[Saved data entries]

--*--

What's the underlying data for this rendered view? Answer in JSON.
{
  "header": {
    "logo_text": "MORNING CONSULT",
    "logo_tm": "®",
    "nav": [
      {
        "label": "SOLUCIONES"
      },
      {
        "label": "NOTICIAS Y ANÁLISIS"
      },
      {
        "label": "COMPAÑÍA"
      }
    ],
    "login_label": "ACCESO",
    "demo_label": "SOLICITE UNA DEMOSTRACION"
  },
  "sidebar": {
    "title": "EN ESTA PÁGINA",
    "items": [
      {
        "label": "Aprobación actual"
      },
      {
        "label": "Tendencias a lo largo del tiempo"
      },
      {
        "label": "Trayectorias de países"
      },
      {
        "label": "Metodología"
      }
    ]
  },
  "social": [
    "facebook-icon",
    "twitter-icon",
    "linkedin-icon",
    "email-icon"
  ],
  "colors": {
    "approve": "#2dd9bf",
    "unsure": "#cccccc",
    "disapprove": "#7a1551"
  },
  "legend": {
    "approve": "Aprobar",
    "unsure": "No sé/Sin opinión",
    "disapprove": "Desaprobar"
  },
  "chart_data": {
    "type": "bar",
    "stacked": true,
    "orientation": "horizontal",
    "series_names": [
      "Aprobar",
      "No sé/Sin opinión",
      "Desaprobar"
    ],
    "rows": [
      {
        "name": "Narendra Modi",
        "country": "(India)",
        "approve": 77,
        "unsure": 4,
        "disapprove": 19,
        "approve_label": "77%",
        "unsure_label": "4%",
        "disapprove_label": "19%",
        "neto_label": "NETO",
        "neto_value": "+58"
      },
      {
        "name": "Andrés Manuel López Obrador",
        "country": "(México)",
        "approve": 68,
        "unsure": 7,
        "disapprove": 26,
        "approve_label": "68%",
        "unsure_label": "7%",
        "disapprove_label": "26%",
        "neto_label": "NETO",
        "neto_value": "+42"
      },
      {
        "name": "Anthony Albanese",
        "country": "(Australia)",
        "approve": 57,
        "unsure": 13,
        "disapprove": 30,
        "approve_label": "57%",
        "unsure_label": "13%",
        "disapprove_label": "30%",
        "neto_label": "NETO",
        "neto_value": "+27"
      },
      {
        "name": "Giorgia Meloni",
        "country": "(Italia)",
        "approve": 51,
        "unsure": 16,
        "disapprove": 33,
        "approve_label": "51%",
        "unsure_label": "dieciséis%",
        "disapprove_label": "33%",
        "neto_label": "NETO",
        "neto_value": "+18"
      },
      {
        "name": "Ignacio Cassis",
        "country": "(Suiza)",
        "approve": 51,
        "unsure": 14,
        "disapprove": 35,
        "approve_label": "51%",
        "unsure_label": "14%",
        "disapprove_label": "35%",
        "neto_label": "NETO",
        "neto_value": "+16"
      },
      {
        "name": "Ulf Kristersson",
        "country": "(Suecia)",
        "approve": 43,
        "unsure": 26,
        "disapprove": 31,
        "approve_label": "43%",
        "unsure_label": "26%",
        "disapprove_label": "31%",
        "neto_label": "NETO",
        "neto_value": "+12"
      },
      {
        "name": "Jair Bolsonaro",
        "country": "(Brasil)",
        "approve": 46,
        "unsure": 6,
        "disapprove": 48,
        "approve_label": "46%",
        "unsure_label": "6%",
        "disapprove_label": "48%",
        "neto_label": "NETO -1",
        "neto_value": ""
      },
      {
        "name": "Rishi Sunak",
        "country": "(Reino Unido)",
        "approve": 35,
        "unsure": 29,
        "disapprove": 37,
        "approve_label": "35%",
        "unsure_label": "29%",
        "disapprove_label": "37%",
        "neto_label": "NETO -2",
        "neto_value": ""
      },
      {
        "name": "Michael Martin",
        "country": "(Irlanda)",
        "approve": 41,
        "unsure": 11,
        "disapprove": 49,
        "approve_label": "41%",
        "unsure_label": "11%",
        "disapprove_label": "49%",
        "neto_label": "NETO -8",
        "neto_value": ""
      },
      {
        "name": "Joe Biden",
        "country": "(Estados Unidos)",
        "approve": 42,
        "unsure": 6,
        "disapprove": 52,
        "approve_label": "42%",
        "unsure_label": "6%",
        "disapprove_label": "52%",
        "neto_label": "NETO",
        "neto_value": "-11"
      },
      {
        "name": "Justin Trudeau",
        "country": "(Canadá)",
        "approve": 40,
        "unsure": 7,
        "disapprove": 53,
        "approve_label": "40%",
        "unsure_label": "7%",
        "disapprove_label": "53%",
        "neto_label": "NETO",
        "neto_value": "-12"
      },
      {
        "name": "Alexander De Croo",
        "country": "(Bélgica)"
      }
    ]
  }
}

--*--

Direction:
Nothing should be left out: return all of the records exactly.

Solution for this exercise:
What's the underlying data for this rendered view? Answer in JSON.
{
  "header": {
    "logo_text": "MORNING CONSULT",
    "logo_tm": "®",
    "nav": [
      {
        "label": "SOLUCIONES"
      },
      {
        "label": "NOTICIAS Y ANÁLISIS"
      },
      {
        "label": "COMPAÑÍA"
      }
    ],
    "login_label": "ACCESO",
    "demo_label": "SOLICITE UNA DEMOSTRACION"
  },
  "sidebar": {
    "title": "EN ESTA PÁGINA",
    "items": [
      {
        "label": "Aprobación actual"
      },
      {
        "label": "Tendencias a lo largo del tiempo"
      },
      {
        "label": "Trayectorias de países"
      },
      {
        "label": "Metodología"
      }
    ]
  },
  "social": [
    "facebook-icon",
    "twitter-icon",
    "linkedin-icon",
    "email-icon"
  ],
  "colors": {
    "approve": "#2dd9bf",
    "unsure": "#cccccc",
    "disapprove": "#7a1551"
  },
  "legend": {
    "approve": "Aprobar",
    "unsure": "No sé/Sin opinión",
    "disapprove": "Desaprobar"
  },
  "chart_data": {
    "type": "bar",
    "stacked": true,
    "orientation": "horizontal",
    "series_names": [
      "Aprobar",
      "No sé/Sin opinión",
      "Desaprobar"
    ],
    "rows": [
      {
        "name": "Narendra Modi",
        "country": "(India)",
        "approve": 77,
        "unsure": 4,
        "disapprove": 19,
        "approve_label": "77%",
        "unsure_label": "4%",
        "disapprove_label": "19%",
        "neto_label": "NETO",
        "neto_value": "+58"
      },
      {
        "name": "Andrés Manuel López Obrador",
        "country": "(México)",
        "approve": 68,
        "unsure": 7,
        "disapprove": 26,
        "approve_label": "68%",
        "unsure_label": "7%",
        "disapprove_label": "26%",
        "neto_label": "NETO",
        "neto_value": "+42"
      },
      {
        "name": "Anthony Albanese",
        "country": "(Australia)",
        "approve": 57,
        "unsure": 13,
        "disapprove": 30,
        "approve_label": "57%",
        "unsure_label": "13%",
        "disapprove_label": "30%",
        "neto_label": "NETO",
        "neto_value": "+27"
      },
      {
        "name": "Giorgia Meloni",
        "country": "(Italia)",
        "approve": 51,
        "unsure": 16,
        "disapprove": 33,
        "approve_label": "51%",
        "unsure_label": "dieciséis%",
        "disapprove_label": "33%",
        "neto_label": "NETO",
        "neto_value": "+18"
      },
      {
        "name": "Ignacio Cassis",
        "country": "(Suiza)",
        "approve": 51,
        "unsure": 14,
        "disapprove": 35,
        "approve_label": "51%",
        "unsure_label": "14%",
        "disapprove_label": "35%",
        "neto_label": "NETO",
        "neto_value": "+16"
      },
      {
        "name": "Ulf Kristersson",
        "country": "(Suecia)",
        "approve": 43,
        "unsure": 26,
        "disapprove": 31,
        "approve_label": "43%",
        "unsure_label": "26%",
        "disapprove_label": "31%",
        "neto_label": "NETO",
        "neto_value": "+12"
      },
      {
        "name": "Jair Bolsonaro",
        "country": "(Brasil)",
        "approve": 46,
        "unsure": 6,
        "disapprove": 48,
        "approve_label": "46%",
        "unsure_label": "6%",
        "disapprove_label": "48%",
        "neto_label": "NETO -1",
        "neto_value": ""
      },
      {
        "name": "Rishi Sunak",
        "country": "(Reino Unido)",
        "approve": 35,
        "unsure": 29,
        "disapprove": 37,
        "approve_label": "35%",
        "unsure_label": "29%",
        "disapprove_label": "37%",
        "neto_label": "NETO -2",
        "neto_value": ""
      },
      {
        "name": "Michael Martin",
        "country": "(Irlanda)",
        "approve": 41,
        "unsure": 11,
        "disapprove": 49,
        "approve_label": "41%",
        "unsure_label": "11%",
        "disapprove_label": "49%",
        "neto_label": "NETO -8",
        "neto_value": ""
      },
      {
        "name": "Joe Biden",
        "country": "(Estados Unidos)",
        "approve": 42,
        "unsure": 6,
        "disapprove": 52,
        "approve_label": "42%",
        "unsure_label": "6%",
        "disapprove_label": "52%",
        "neto_label": "NETO",
        "neto_value": "-11"
      },
      {
        "name": "Justin Trudeau",
        "country": "(Canadá)",
        "approve": 40,
        "unsure": 7,
        "disapprove": 53,
        "approve_label": "40%",
        "unsure_label": "7%",
        "disapprove_label": "53%",
        "neto_label": "NETO",
        "neto_value": "-12"
      },
      {
        "name": "Alexander De Croo",
        "country": "(Bélgica)"
      }
    ]
  }
}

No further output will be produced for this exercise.